### Required task
Please report every line from the material that contains the word "this".

### Given entries
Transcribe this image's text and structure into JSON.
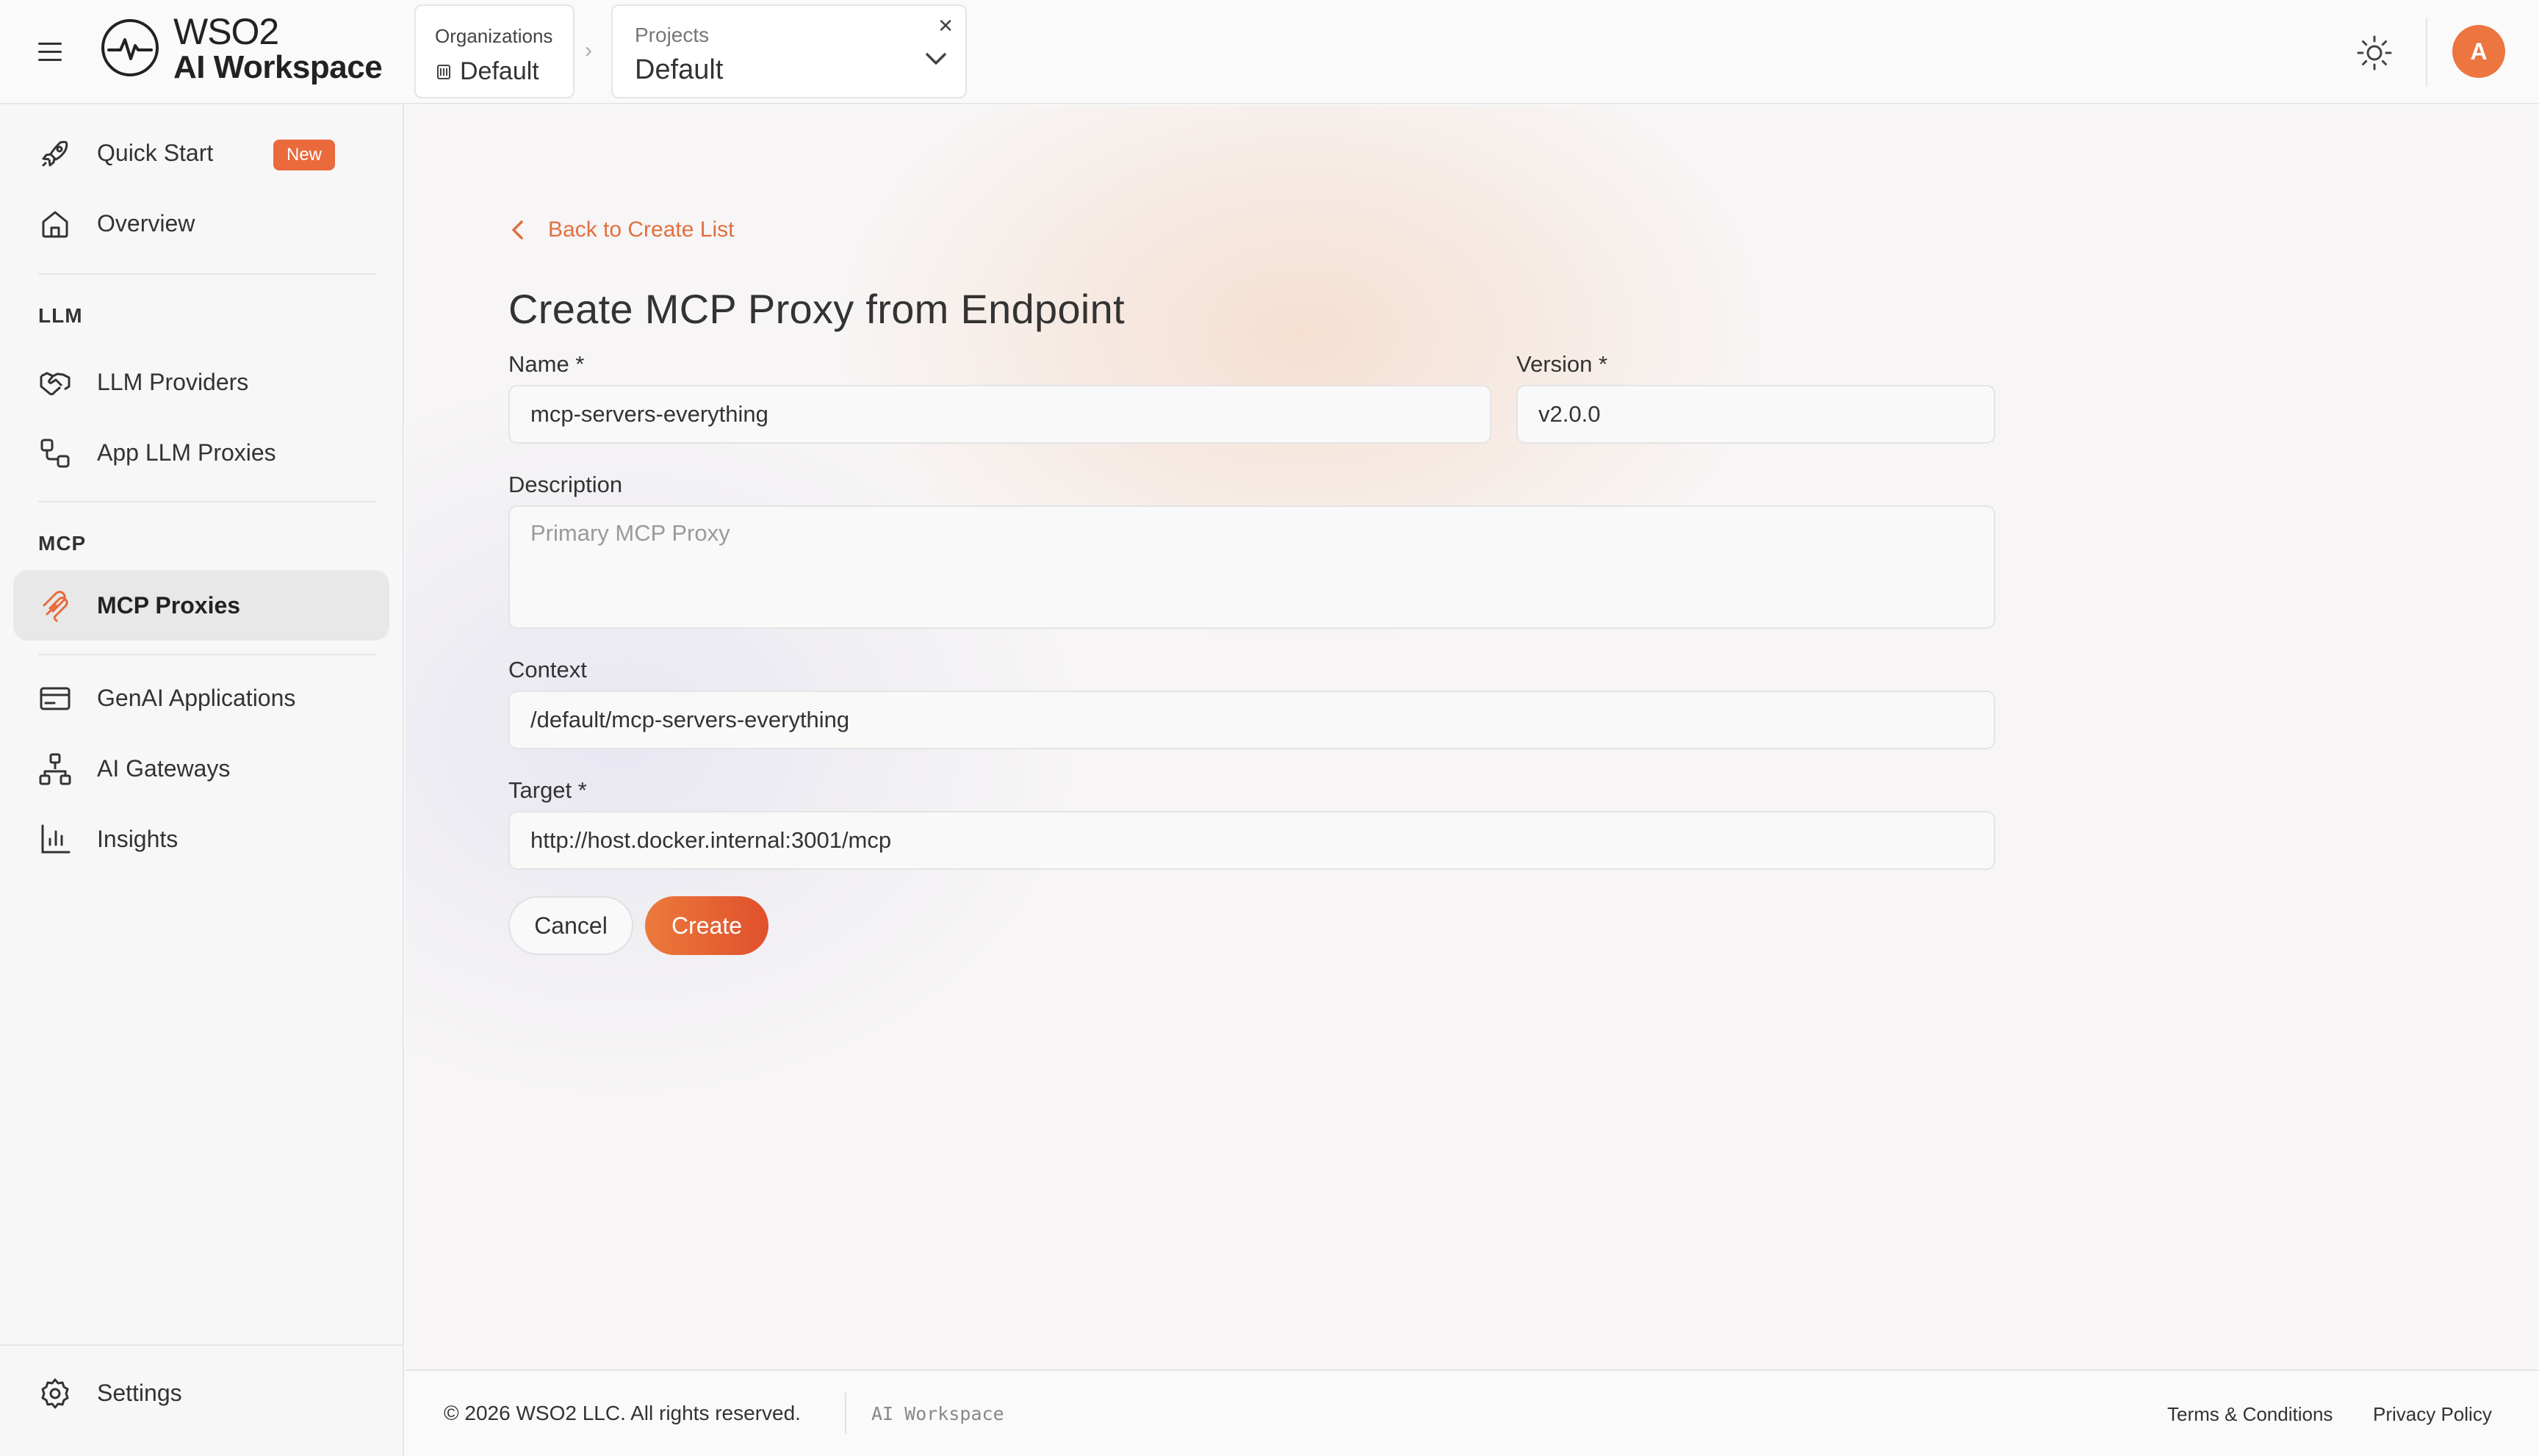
{
  "app": {
    "logo_line1": "WSO2",
    "logo_line2": "AI Workspace"
  },
  "header": {
    "org_label": "Organizations",
    "org_value": "Default",
    "project_label": "Projects",
    "project_value": "Default",
    "avatar_initial": "A"
  },
  "sidebar": {
    "quick_start": "Quick Start",
    "new_badge": "New",
    "overview": "Overview",
    "section_llm": "LLM",
    "llm_providers": "LLM Providers",
    "app_llm_proxies": "App LLM Proxies",
    "section_mcp": "MCP",
    "mcp_proxies": "MCP Proxies",
    "genai_applications": "GenAI Applications",
    "ai_gateways": "AI Gateways",
    "insights": "Insights",
    "settings": "Settings"
  },
  "form": {
    "back_link": "Back to Create List",
    "title": "Create MCP Proxy from Endpoint",
    "name_label": "Name *",
    "name_value": "mcp-servers-everything",
    "version_label": "Version *",
    "version_value": "v2.0.0",
    "description_label": "Description",
    "description_placeholder": "Primary MCP Proxy",
    "context_label": "Context",
    "context_value": "/default/mcp-servers-everything",
    "target_label": "Target *",
    "target_value": "http://host.docker.internal:3001/mcp",
    "cancel_label": "Cancel",
    "create_label": "Create"
  },
  "footer": {
    "copyright": "© 2026 WSO2 LLC. All rights reserved.",
    "product": "AI Workspace",
    "terms": "Terms & Conditions",
    "privacy": "Privacy Policy"
  },
  "colors": {
    "accent": "#ea6a3c",
    "accent_dark": "#e0502c"
  }
}
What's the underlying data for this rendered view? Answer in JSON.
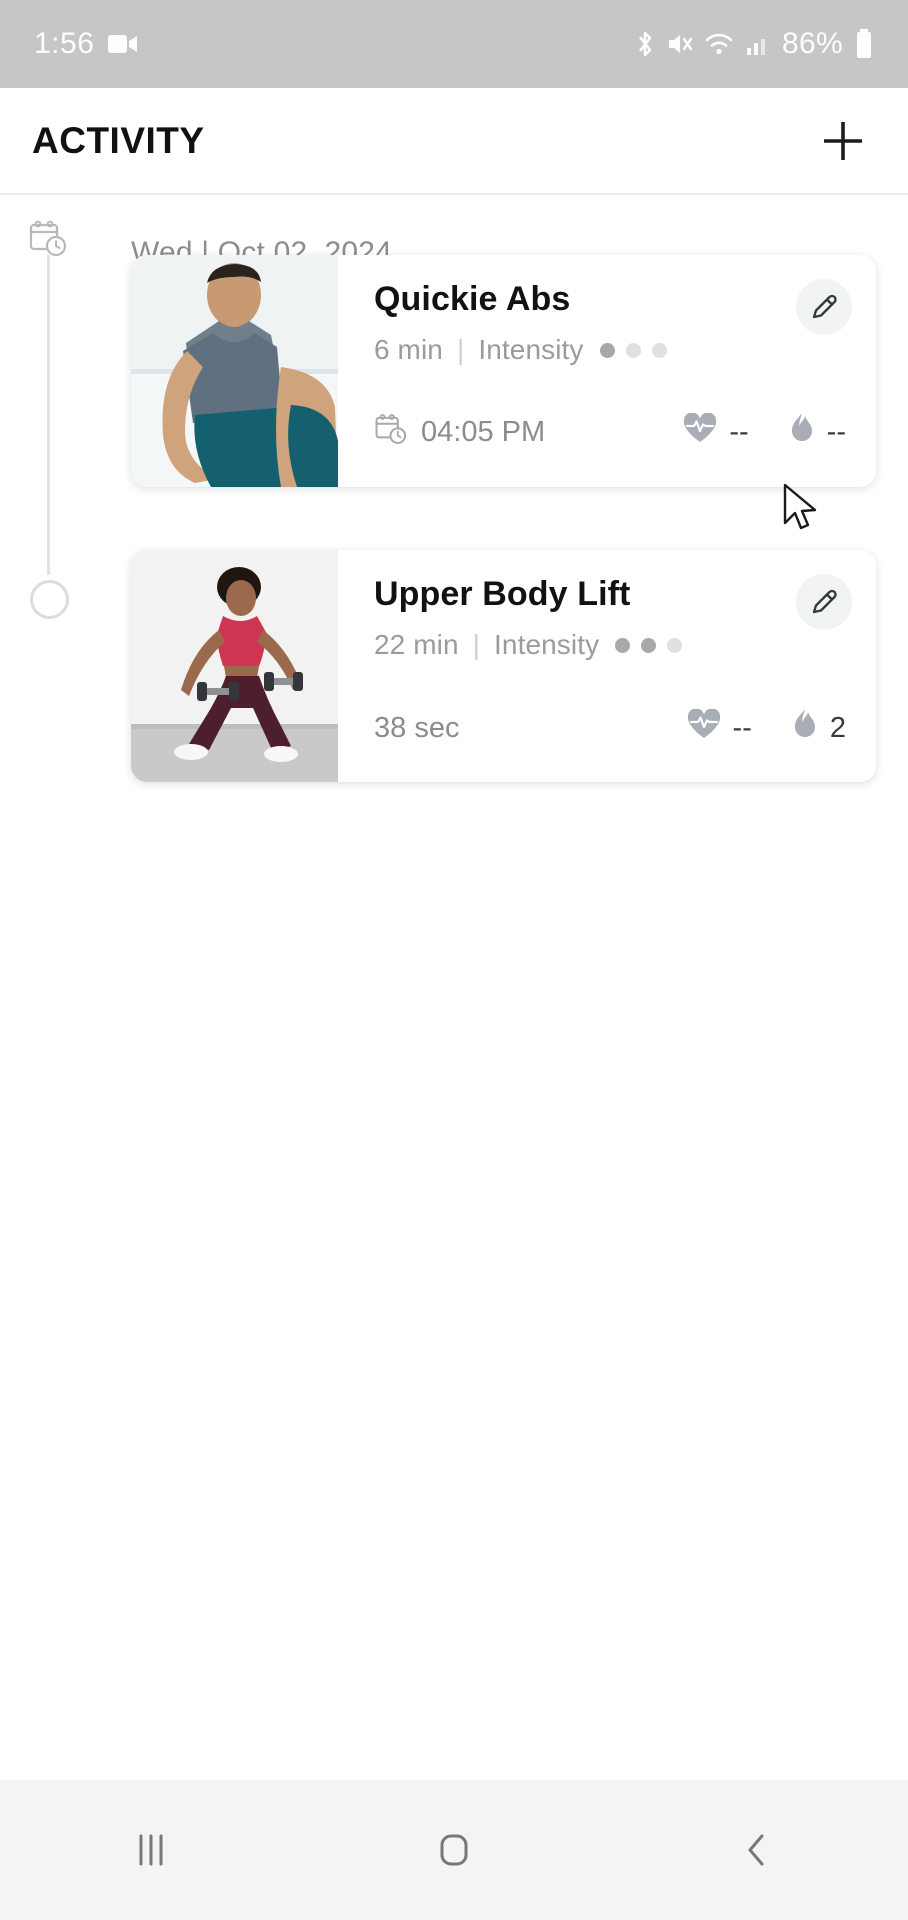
{
  "status_bar": {
    "time": "1:56",
    "battery_text": "86%",
    "icons": [
      "video-camera-icon",
      "bluetooth-icon",
      "mute-icon",
      "wifi-icon",
      "cellular-signal-icon",
      "battery-icon"
    ]
  },
  "header": {
    "title": "ACTIVITY",
    "add_label": "+"
  },
  "timeline": {
    "date_label": "Wed | Oct 02, 2024"
  },
  "cards": [
    {
      "title": "Quickie Abs",
      "duration": "6 min",
      "separator": "|",
      "intensity_label": "Intensity",
      "intensity_filled": 1,
      "intensity_total": 3,
      "time_value": "04:05 PM",
      "has_time_icon": true,
      "heart_rate": "--",
      "calories": "--",
      "thumb_alt": "man-doing-abs-exercise",
      "edit_label": "edit"
    },
    {
      "title": "Upper Body Lift",
      "duration": "22 min",
      "separator": "|",
      "intensity_label": "Intensity",
      "intensity_filled": 2,
      "intensity_total": 3,
      "time_value": "38 sec",
      "has_time_icon": false,
      "heart_rate": "--",
      "calories": "2",
      "thumb_alt": "woman-lifting-dumbbells",
      "edit_label": "edit"
    }
  ],
  "nav_bar": {
    "recents_label": "recents",
    "home_label": "home",
    "back_label": "back"
  },
  "colors": {
    "status_bg": "#c6c6c6",
    "header_text": "#111111",
    "muted_text": "#9b9b9b",
    "card_bg": "#ffffff",
    "nav_bg": "#f4f4f4",
    "rail_line": "#e3e3e3"
  }
}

### Reply to the task
Transcribe this image's text and structure into JSON.
What's the underlying data for this rendered view? Answer in JSON.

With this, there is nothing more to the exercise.